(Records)

● ● ● ● ● ● ●

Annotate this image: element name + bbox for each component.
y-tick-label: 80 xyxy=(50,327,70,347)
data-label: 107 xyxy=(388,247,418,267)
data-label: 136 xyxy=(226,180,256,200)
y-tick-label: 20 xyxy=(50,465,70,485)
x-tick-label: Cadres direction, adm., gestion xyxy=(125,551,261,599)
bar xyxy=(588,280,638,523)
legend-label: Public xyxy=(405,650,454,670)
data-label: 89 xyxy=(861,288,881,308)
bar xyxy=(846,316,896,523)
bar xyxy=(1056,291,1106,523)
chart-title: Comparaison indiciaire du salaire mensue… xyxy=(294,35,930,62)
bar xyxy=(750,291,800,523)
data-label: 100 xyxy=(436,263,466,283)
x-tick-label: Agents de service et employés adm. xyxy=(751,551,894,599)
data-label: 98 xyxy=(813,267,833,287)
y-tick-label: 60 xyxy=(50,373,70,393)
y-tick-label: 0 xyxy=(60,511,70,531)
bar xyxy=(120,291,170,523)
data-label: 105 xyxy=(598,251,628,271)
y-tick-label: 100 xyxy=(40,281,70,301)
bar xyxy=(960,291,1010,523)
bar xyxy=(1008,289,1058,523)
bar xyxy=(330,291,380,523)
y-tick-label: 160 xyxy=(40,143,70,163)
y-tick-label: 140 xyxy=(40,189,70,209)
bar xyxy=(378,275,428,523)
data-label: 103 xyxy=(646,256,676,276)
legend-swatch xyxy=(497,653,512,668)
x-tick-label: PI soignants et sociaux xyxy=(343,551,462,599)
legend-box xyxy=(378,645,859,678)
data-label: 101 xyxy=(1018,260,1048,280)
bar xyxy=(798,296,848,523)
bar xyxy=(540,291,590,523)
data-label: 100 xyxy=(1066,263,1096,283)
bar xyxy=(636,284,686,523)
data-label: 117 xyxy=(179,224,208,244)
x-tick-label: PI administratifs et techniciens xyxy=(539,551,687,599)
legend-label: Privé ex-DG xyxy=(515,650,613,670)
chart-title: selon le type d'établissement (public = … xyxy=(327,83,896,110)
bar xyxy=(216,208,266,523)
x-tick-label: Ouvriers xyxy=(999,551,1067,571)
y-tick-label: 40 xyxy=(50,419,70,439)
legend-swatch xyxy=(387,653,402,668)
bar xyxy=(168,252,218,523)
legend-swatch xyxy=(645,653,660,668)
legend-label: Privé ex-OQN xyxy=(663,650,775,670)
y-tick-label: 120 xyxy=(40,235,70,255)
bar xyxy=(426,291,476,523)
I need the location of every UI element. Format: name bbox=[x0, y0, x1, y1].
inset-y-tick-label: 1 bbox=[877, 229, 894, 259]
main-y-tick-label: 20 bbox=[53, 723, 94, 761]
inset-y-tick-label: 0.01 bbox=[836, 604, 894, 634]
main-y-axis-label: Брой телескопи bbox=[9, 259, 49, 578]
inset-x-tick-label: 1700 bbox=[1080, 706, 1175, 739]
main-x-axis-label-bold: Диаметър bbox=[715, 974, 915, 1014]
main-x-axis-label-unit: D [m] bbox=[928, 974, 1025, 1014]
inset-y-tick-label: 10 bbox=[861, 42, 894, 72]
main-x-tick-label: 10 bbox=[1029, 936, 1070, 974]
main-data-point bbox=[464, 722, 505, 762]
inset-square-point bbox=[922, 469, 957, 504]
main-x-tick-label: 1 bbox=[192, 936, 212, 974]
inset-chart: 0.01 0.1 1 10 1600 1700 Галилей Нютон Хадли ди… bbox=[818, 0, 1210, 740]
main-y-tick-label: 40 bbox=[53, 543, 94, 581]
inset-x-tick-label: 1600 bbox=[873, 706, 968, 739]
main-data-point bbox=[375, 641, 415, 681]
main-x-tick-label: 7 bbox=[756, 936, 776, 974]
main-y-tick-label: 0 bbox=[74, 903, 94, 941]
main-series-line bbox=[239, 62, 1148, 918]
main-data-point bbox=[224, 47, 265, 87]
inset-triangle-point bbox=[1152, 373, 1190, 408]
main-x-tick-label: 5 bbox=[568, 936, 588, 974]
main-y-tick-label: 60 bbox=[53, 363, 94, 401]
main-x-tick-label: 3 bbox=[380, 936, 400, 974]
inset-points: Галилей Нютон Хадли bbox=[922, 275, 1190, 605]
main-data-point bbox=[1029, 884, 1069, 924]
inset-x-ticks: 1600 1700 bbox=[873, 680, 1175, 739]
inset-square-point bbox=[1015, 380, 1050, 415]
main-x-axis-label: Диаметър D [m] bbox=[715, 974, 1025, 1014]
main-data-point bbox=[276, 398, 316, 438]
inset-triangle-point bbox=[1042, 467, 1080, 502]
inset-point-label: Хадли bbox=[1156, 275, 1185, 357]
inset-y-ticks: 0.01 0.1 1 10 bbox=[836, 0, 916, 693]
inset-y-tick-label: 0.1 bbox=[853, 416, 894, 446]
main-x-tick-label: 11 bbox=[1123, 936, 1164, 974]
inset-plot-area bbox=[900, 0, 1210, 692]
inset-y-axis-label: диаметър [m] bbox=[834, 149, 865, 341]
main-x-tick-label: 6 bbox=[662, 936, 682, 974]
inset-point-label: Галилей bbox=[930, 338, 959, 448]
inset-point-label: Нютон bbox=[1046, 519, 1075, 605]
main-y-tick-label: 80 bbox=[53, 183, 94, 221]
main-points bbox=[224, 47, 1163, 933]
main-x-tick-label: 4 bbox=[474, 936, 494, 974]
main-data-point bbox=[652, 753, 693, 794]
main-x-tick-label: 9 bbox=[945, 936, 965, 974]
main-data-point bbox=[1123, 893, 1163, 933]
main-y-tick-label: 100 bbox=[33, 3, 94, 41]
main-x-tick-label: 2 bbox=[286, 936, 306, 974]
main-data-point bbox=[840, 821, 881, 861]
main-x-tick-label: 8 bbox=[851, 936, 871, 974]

● ● ● ● ● ● ●

**BRIEF**:
Reproduce every line of the records above verbatim.

**RESPONSE**:
Annotate this image: element name + bbox for each component.
y-tick-label: 80 xyxy=(50,327,70,347)
data-label: 107 xyxy=(388,247,418,267)
data-label: 136 xyxy=(226,180,256,200)
y-tick-label: 20 xyxy=(50,465,70,485)
x-tick-label: Cadres direction, adm., gestion xyxy=(125,551,261,599)
bar xyxy=(588,280,638,523)
legend-label: Public xyxy=(405,650,454,670)
data-label: 89 xyxy=(861,288,881,308)
bar xyxy=(846,316,896,523)
bar xyxy=(1056,291,1106,523)
chart-title: Comparaison indiciaire du salaire mensue… xyxy=(294,35,930,62)
bar xyxy=(750,291,800,523)
data-label: 100 xyxy=(436,263,466,283)
x-tick-label: Agents de service et employés adm. xyxy=(751,551,894,599)
data-label: 98 xyxy=(813,267,833,287)
y-tick-label: 60 xyxy=(50,373,70,393)
y-tick-label: 0 xyxy=(60,511,70,531)
bar xyxy=(120,291,170,523)
data-label: 105 xyxy=(598,251,628,271)
y-tick-label: 100 xyxy=(40,281,70,301)
bar xyxy=(960,291,1010,523)
bar xyxy=(1008,289,1058,523)
bar xyxy=(330,291,380,523)
y-tick-label: 160 xyxy=(40,143,70,163)
y-tick-label: 140 xyxy=(40,189,70,209)
bar xyxy=(378,275,428,523)
data-label: 103 xyxy=(646,256,676,276)
legend-swatch xyxy=(497,653,512,668)
x-tick-label: PI soignants et sociaux xyxy=(343,551,462,599)
legend-box xyxy=(378,645,859,678)
data-label: 101 xyxy=(1018,260,1048,280)
bar xyxy=(798,296,848,523)
bar xyxy=(540,291,590,523)
data-label: 100 xyxy=(1066,263,1096,283)
bar xyxy=(636,284,686,523)
data-label: 117 xyxy=(179,224,208,244)
x-tick-label: PI administratifs et techniciens xyxy=(539,551,687,599)
legend-label: Privé ex-DG xyxy=(515,650,613,670)
chart-title: selon le type d'établissement (public = … xyxy=(327,83,896,110)
bar xyxy=(216,208,266,523)
x-tick-label: Ouvriers xyxy=(999,551,1067,571)
y-tick-label: 40 xyxy=(50,419,70,439)
legend-swatch xyxy=(387,653,402,668)
bar xyxy=(168,252,218,523)
legend-swatch xyxy=(645,653,660,668)
legend-label: Privé ex-OQN xyxy=(663,650,775,670)
y-tick-label: 120 xyxy=(40,235,70,255)
bar xyxy=(426,291,476,523)
I need the location of every UI element. Format: name bbox=[x0, y0, x1, y1].
inset-y-tick-label: 1 bbox=[877, 229, 894, 259]
main-y-tick-label: 20 bbox=[53, 723, 94, 761]
inset-y-tick-label: 0.01 bbox=[836, 604, 894, 634]
main-y-axis-label: Брой телескопи bbox=[9, 259, 49, 578]
inset-x-tick-label: 1700 bbox=[1080, 706, 1175, 739]
main-x-axis-label-bold: Диаметър bbox=[715, 974, 915, 1014]
main-x-axis-label-unit: D [m] bbox=[928, 974, 1025, 1014]
inset-y-tick-label: 10 bbox=[861, 42, 894, 72]
main-x-tick-label: 10 bbox=[1029, 936, 1070, 974]
main-data-point bbox=[464, 722, 505, 762]
inset-square-point bbox=[922, 469, 957, 504]
main-x-tick-label: 1 bbox=[192, 936, 212, 974]
inset-chart: 0.01 0.1 1 10 1600 1700 Галилей Нютон Хадли ди… bbox=[818, 0, 1210, 740]
main-y-tick-label: 40 bbox=[53, 543, 94, 581]
inset-x-tick-label: 1600 bbox=[873, 706, 968, 739]
main-data-point bbox=[375, 641, 415, 681]
main-x-tick-label: 7 bbox=[756, 936, 776, 974]
main-y-tick-label: 0 bbox=[74, 903, 94, 941]
main-series-line bbox=[239, 62, 1148, 918]
main-data-point bbox=[224, 47, 265, 87]
inset-triangle-point bbox=[1152, 373, 1190, 408]
main-x-tick-label: 5 bbox=[568, 936, 588, 974]
main-y-tick-label: 60 bbox=[53, 363, 94, 401]
main-x-tick-label: 3 bbox=[380, 936, 400, 974]
inset-points: Галилей Нютон Хадли bbox=[922, 275, 1190, 605]
main-data-point bbox=[1029, 884, 1069, 924]
inset-x-ticks: 1600 1700 bbox=[873, 680, 1175, 739]
inset-square-point bbox=[1015, 380, 1050, 415]
main-x-axis-label: Диаметър D [m] bbox=[715, 974, 1025, 1014]
main-data-point bbox=[276, 398, 316, 438]
inset-triangle-point bbox=[1042, 467, 1080, 502]
inset-point-label: Хадли bbox=[1156, 275, 1185, 357]
inset-y-ticks: 0.01 0.1 1 10 bbox=[836, 0, 916, 693]
inset-y-tick-label: 0.1 bbox=[853, 416, 894, 446]
main-x-tick-label: 11 bbox=[1123, 936, 1164, 974]
inset-plot-area bbox=[900, 0, 1210, 692]
inset-y-axis-label: диаметър [m] bbox=[834, 149, 865, 341]
main-x-tick-label: 6 bbox=[662, 936, 682, 974]
inset-point-label: Галилей bbox=[930, 338, 959, 448]
inset-point-label: Нютон bbox=[1046, 519, 1075, 605]
main-y-tick-label: 80 bbox=[53, 183, 94, 221]
main-points bbox=[224, 47, 1163, 933]
main-x-tick-label: 4 bbox=[474, 936, 494, 974]
main-data-point bbox=[652, 753, 693, 794]
main-x-tick-label: 9 bbox=[945, 936, 965, 974]
main-data-point bbox=[1123, 893, 1163, 933]
main-y-tick-label: 100 bbox=[33, 3, 94, 41]
main-x-tick-label: 2 bbox=[286, 936, 306, 974]
main-data-point bbox=[840, 821, 881, 861]
main-x-tick-label: 8 bbox=[851, 936, 871, 974]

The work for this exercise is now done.